# [SUPPLIED MATERIAL]
+ + +

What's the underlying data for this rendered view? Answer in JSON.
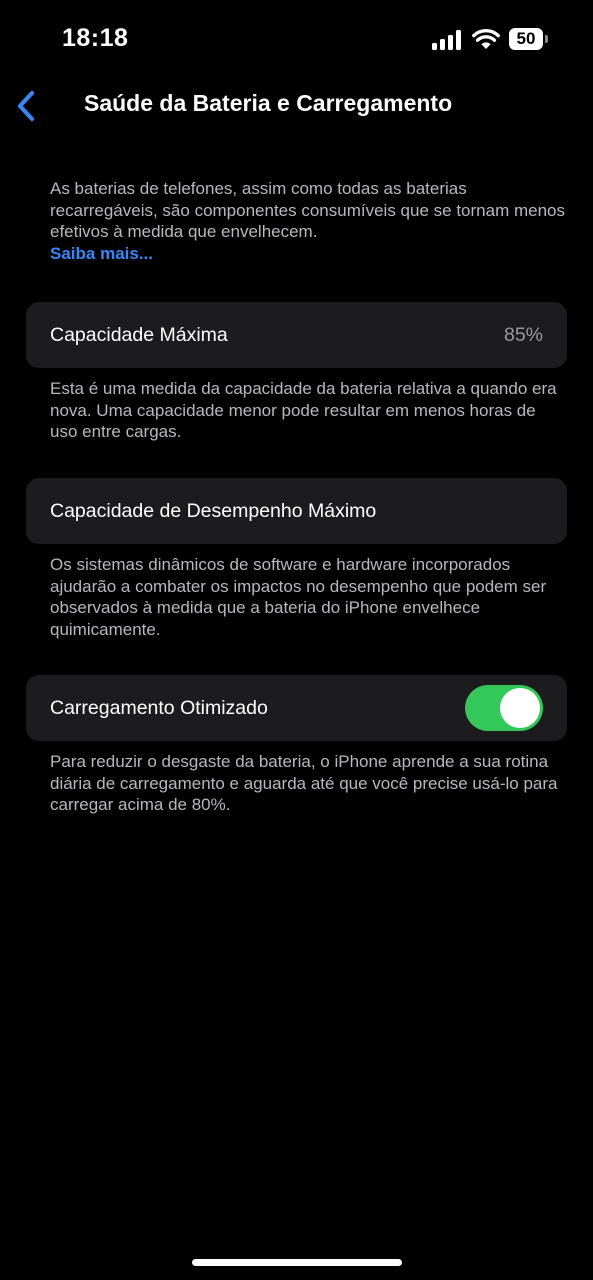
{
  "status_bar": {
    "time": "18:18",
    "battery_level": "50",
    "icons": [
      "signal-icon",
      "wifi-icon",
      "battery-icon"
    ]
  },
  "nav": {
    "back_icon": "chevron-left-icon",
    "title": "Saúde da Bateria e Carregamento"
  },
  "intro": {
    "text": "As baterias de telefones, assim como todas as baterias recarregáveis, são componentes consumíveis que se tornam menos efetivos à medida que envelhecem.",
    "link": "Saiba mais..."
  },
  "max_capacity": {
    "label": "Capacidade Máxima",
    "value": "85%",
    "footnote": "Esta é uma medida da capacidade da bateria relativa a quando era nova. Uma capacidade menor pode resultar em menos horas de uso entre cargas."
  },
  "peak_performance": {
    "label": "Capacidade de Desempenho Máximo",
    "footnote": "Os sistemas dinâmicos de software e hardware incorporados ajudarão a combater os impactos no desempenho que podem ser observados à medida que a bateria do iPhone envelhece quimicamente."
  },
  "optimized_charging": {
    "label": "Carregamento Otimizado",
    "enabled": true,
    "footnote": "Para reduzir o desgaste da bateria, o iPhone aprende a sua rotina diária de carregamento e aguarda até que você precise usá-lo para carregar acima de 80%."
  },
  "colors": {
    "background": "#000000",
    "cell": "#1c1c1e",
    "accent": "#3b86f5",
    "toggle_on": "#34c759",
    "secondary_text": "#b8b8bd"
  }
}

+ + +

# [SET PROBLEM]
Print every entry above again without changing a word, and omit the pictures.

# [FULL SOLUTION]
What's the underlying data for this rendered view? Answer in JSON.
{
  "status_bar": {
    "time": "18:18",
    "battery_level": "50",
    "icons": [
      "signal-icon",
      "wifi-icon",
      "battery-icon"
    ]
  },
  "nav": {
    "back_icon": "chevron-left-icon",
    "title": "Saúde da Bateria e Carregamento"
  },
  "intro": {
    "text": "As baterias de telefones, assim como todas as baterias recarregáveis, são componentes consumíveis que se tornam menos efetivos à medida que envelhecem.",
    "link": "Saiba mais..."
  },
  "max_capacity": {
    "label": "Capacidade Máxima",
    "value": "85%",
    "footnote": "Esta é uma medida da capacidade da bateria relativa a quando era nova. Uma capacidade menor pode resultar em menos horas de uso entre cargas."
  },
  "peak_performance": {
    "label": "Capacidade de Desempenho Máximo",
    "footnote": "Os sistemas dinâmicos de software e hardware incorporados ajudarão a combater os impactos no desempenho que podem ser observados à medida que a bateria do iPhone envelhece quimicamente."
  },
  "optimized_charging": {
    "label": "Carregamento Otimizado",
    "enabled": true,
    "footnote": "Para reduzir o desgaste da bateria, o iPhone aprende a sua rotina diária de carregamento e aguarda até que você precise usá-lo para carregar acima de 80%."
  },
  "colors": {
    "background": "#000000",
    "cell": "#1c1c1e",
    "accent": "#3b86f5",
    "toggle_on": "#34c759",
    "secondary_text": "#b8b8bd"
  }
}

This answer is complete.